(Collection entries)
________________________
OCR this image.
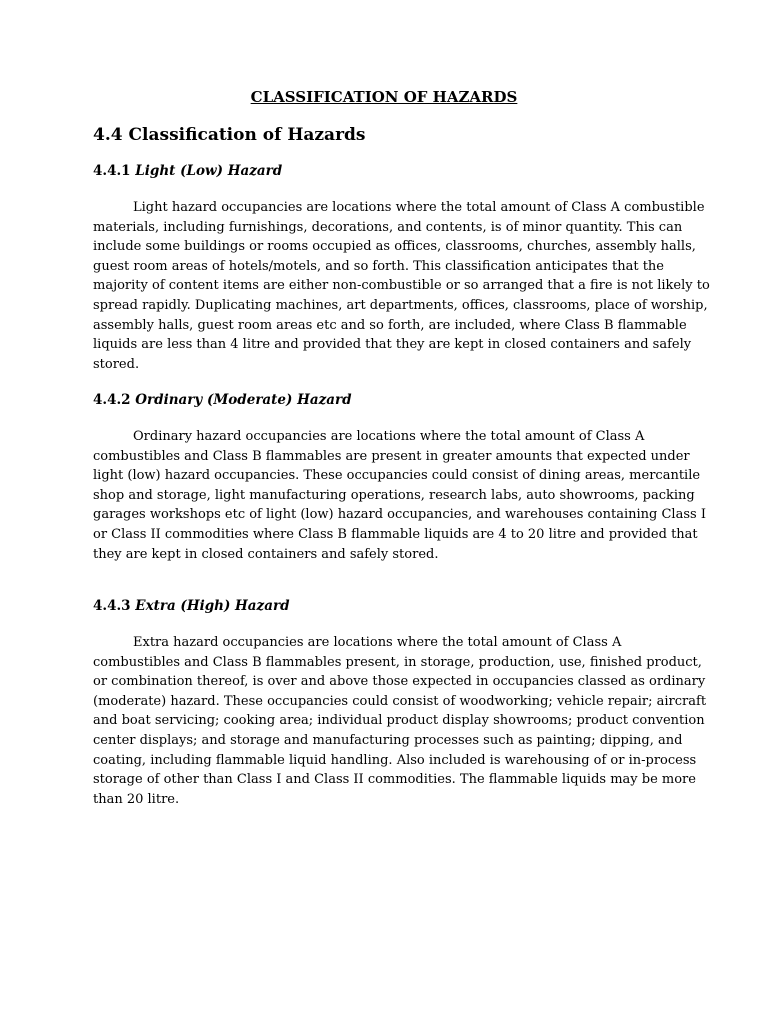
CLASSIFICATION OF HAZARDS
4.4 Classification of Hazards
4.4.1 Light (Low) Hazard
Light hazard occupancies are locations where the total amount of Class A combustible
materials, including furnishings, decorations, and contents, is of minor quantity. This can
include some buildings or rooms occupied as offices, classrooms, churches, assembly halls,
guest room areas of hotels/motels, and so forth. This classification anticipates that the
majority of content items are either non-combustible or so arranged that a fire is not likely to
spread rapidly. Duplicating machines, art departments, offices, classrooms, place of worship,
assembly halls, guest room areas etc and so forth, are included, where Class B flammable
liquids are less than 4 litre and provided that they are kept in closed containers and safely
stored.
4.4.2 Ordinary (Moderate) Hazard
Ordinary hazard occupancies are locations where the total amount of Class A
combustibles and Class B flammables are present in greater amounts that expected under
light (low) hazard occupancies. These occupancies could consist of dining areas, mercantile
shop and storage, light manufacturing operations, research labs, auto showrooms, packing
garages workshops etc of light (low) hazard occupancies, and warehouses containing Class I
or Class II commodities where Class B flammable liquids are 4 to 20 litre and provided that
they are kept in closed containers and safely stored.
4.4.3 Extra (High) Hazard
Extra hazard occupancies are locations where the total amount of Class A
combustibles and Class B flammables present, in storage, production, use, finished product,
or combination thereof, is over and above those expected in occupancies classed as ordinary
(moderate) hazard. These occupancies could consist of woodworking; vehicle repair; aircraft
and boat servicing; cooking area; individual product display showrooms; product convention
center displays; and storage and manufacturing processes such as painting; dipping, and
coating, including flammable liquid handling. Also included is warehousing of or in-process
storage of other than Class I and Class II commodities. The flammable liquids may be more
than 20 litre.
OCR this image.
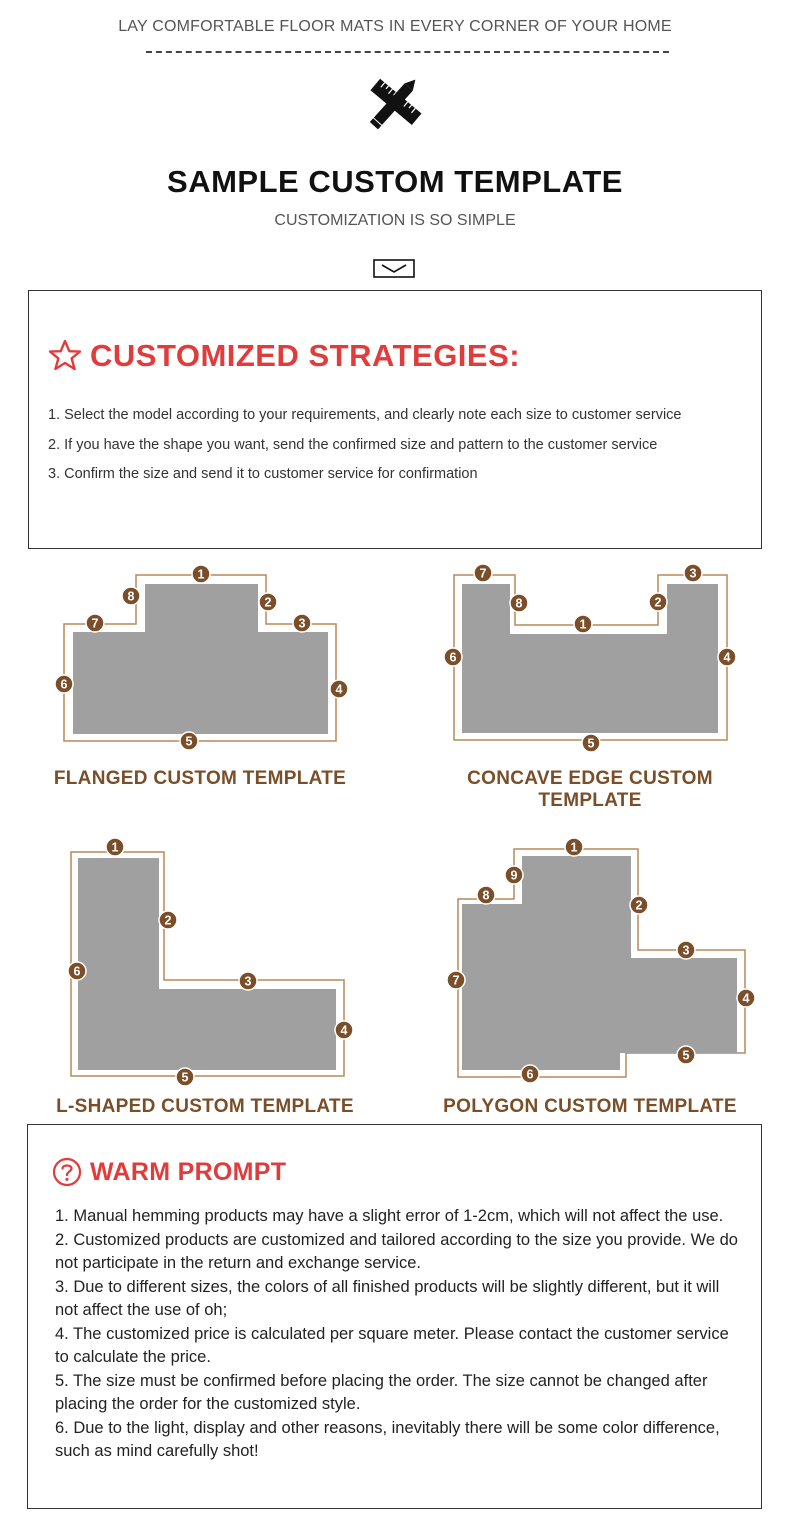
LAY COMFORTABLE FLOOR MATS IN EVERY CORNER OF YOUR HOME
SAMPLE CUSTOM TEMPLATE
CUSTOMIZATION IS SO SIMPLE
CUSTOMIZED STRATEGIES:
1. Select the model according to your requirements, and clearly note each size to customer service
2. If you have the shape you want, send the confirmed size and pattern to the customer service
3. Confirm the size and send it to customer service for confirmation
1
2
3
4
5
6
7
8
FLANGED CUSTOM TEMPLATE
1
2
3
4
5
6
7
8
CONCAVE EDGE CUSTOM TEMPLATE
1
2
3
4
5
6
L-SHAPED CUSTOM TEMPLATE
1
2
3
4
5
6
7
8
9
POLYGON CUSTOM TEMPLATE
WARM PROMPT
1. Manual hemming products may have a slight error of 1-2cm, which will not affect the use.
2. Customized products are customized and tailored according to the size you provide. We do not participate in the return and exchange service.
3. Due to different sizes, the colors of all finished products will be slightly different, but it will not affect the use of oh;
4. The customized price is calculated per square meter. Please contact the customer service to calculate the price.
5. The size must be confirmed before placing the order. The size cannot be changed after placing the order for the customized style.
6. Due to the light, display and other reasons, inevitably there will be some color difference, such as mind carefully shot!
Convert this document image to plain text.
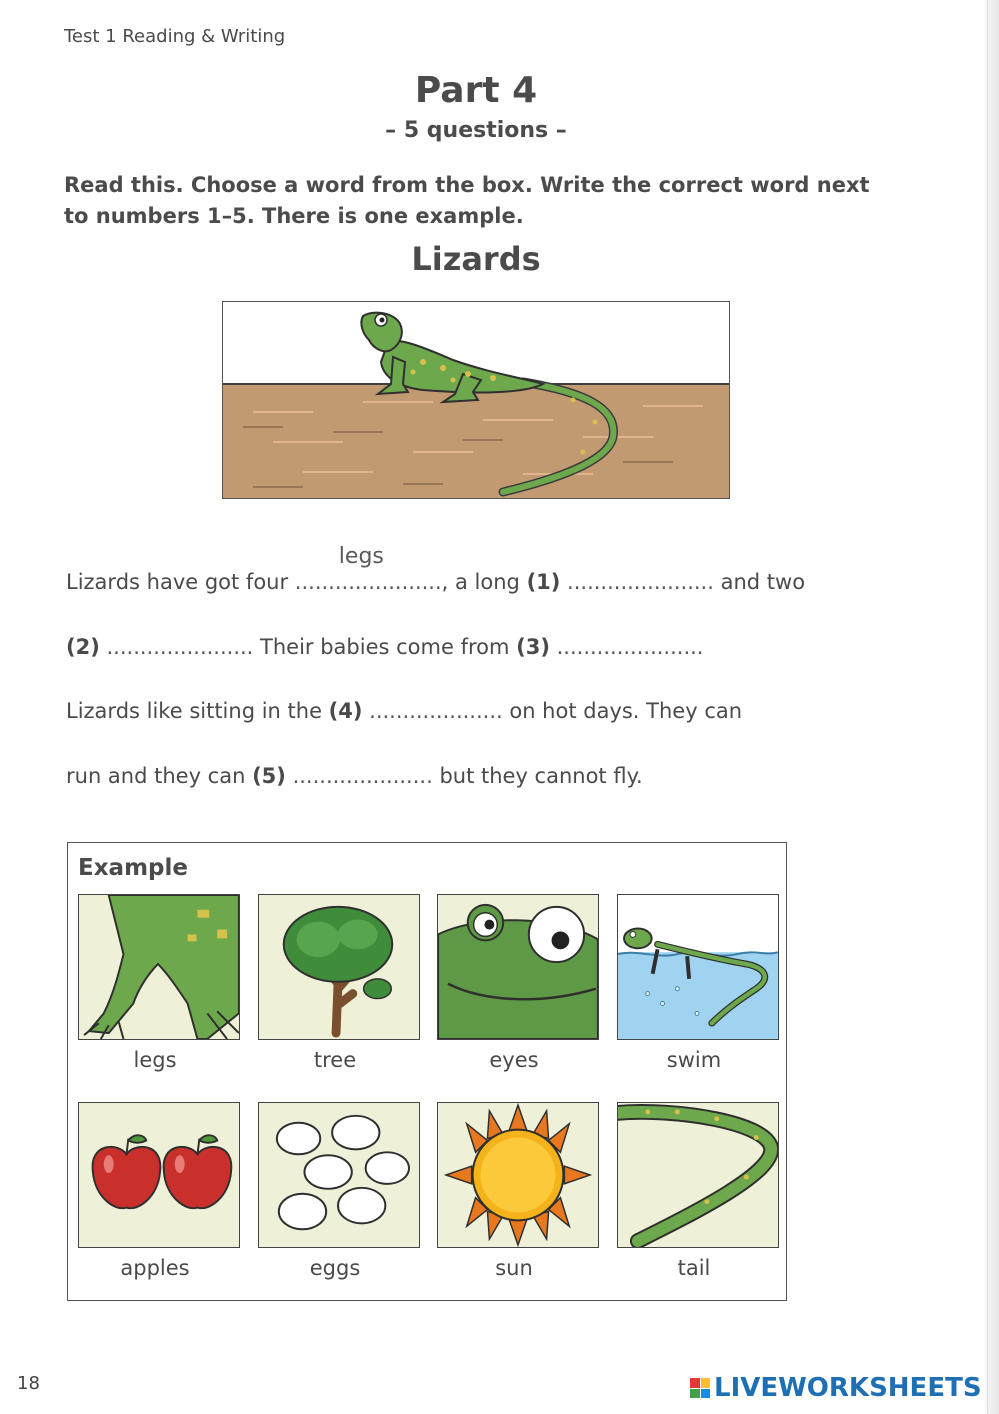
Test 1 Reading & Writing
Part 4
– 5 questions –
Read this. Choose a word from the box. Write the correct word next to numbers 1–5. There is one example.
Lizards
Lizards have got four ......................
legs
, a long (1) ...................... and two
(2) ...................... Their babies come from (3) ......................
Lizards like sitting in the (4) .................... on hot days. They can
run and they can (5) ..................... but they cannot fly.
Example
legs	tree	eyes	swim
apples	eggs	sun	tail
18	LIVEWORKSHEETS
________________________
• [Instruction]
Ignore the images and quote every line of the listing exactly.

• [Solved exercise]
OCR this image.
CLASSIFICATION OF HAZARDS
4.4 Classification of Hazards
4.4.1 Light (Low) Hazard
Light hazard occupancies are locations where the total amount of Class A combustible
materials, including furnishings, decorations, and contents, is of minor quantity. This can
include some buildings or rooms occupied as offices, classrooms, churches, assembly halls,
guest room areas of hotels/motels, and so forth. This classification anticipates that the
majority of content items are either non-combustible or so arranged that a fire is not likely to
spread rapidly. Duplicating machines, art departments, offices, classrooms, place of worship,
assembly halls, guest room areas etc and so forth, are included, where Class B flammable
liquids are less than 4 litre and provided that they are kept in closed containers and safely
stored.
4.4.2 Ordinary (Moderate) Hazard
Ordinary hazard occupancies are locations where the total amount of Class A
combustibles and Class B flammables are present in greater amounts that expected under
light (low) hazard occupancies. These occupancies could consist of dining areas, mercantile
shop and storage, light manufacturing operations, research labs, auto showrooms, packing
garages workshops etc of light (low) hazard occupancies, and warehouses containing Class I
or Class II commodities where Class B flammable liquids are 4 to 20 litre and provided that
they are kept in closed containers and safely stored.
4.4.3 Extra (High) Hazard
Extra hazard occupancies are locations where the total amount of Class A
combustibles and Class B flammables present, in storage, production, use, finished product,
or combination thereof, is over and above those expected in occupancies classed as ordinary
(moderate) hazard. These occupancies could consist of woodworking; vehicle repair; aircraft
and boat servicing; cooking area; individual product display showrooms; product convention
center displays; and storage and manufacturing processes such as painting; dipping, and
coating, including flammable liquid handling. Also included is warehousing of or in-process
storage of other than Class I and Class II commodities. The flammable liquids may be more
than 20 litre.
OCR this image.
LAY COMFORTABLE FLOOR MATS IN EVERY CORNER OF YOUR HOME
SAMPLE CUSTOM TEMPLATE
CUSTOMIZATION IS SO SIMPLE
CUSTOMIZED STRATEGIES:
1. Select the model according to your requirements, and clearly note each size to customer service
2. If you have the shape you want, send the confirmed size and pattern to the customer service
3. Confirm the size and send it to customer service for confirmation
1
2
3
4
5
6
7
8
FLANGED CUSTOM TEMPLATE
1
2
3
4
5
6
7
8
CONCAVE EDGE CUSTOM TEMPLATE
1
2
3
4
5
6
L-SHAPED CUSTOM TEMPLATE
1
2
3
4
5
6
7
8
9
POLYGON CUSTOM TEMPLATE
WARM PROMPT
1. Manual hemming products may have a slight error of 1-2cm, which will not affect the use.
2. Customized products are customized and tailored according to the size you provide. We do not participate in the return and exchange service.
3. Due to different sizes, the colors of all finished products will be slightly different, but it will not affect the use of oh;
4. The customized price is calculated per square meter. Please contact the customer service to calculate the price.
5. The size must be confirmed before placing the order. The size cannot be changed after placing the order for the customized style.
6. Due to the light, display and other reasons, inevitably there will be some color difference, such as mind carefully shot!
Convert this document image to plain text.
Test 1 Reading & Writing
Part 4
– 5 questions –
Read this. Choose a word from the box. Write the correct word next to numbers 1–5. There is one example.
Lizards
Lizards have got four ......................
legs
, a long (1) ...................... and two
(2) ...................... Their babies come from (3) ......................
Lizards like sitting in the (4) .................... on hot days. They can
run and they can (5) ..................... but they cannot fly.
Example
legs	tree	eyes	swim
apples	eggs	sun	tail
18	LIVEWORKSHEETS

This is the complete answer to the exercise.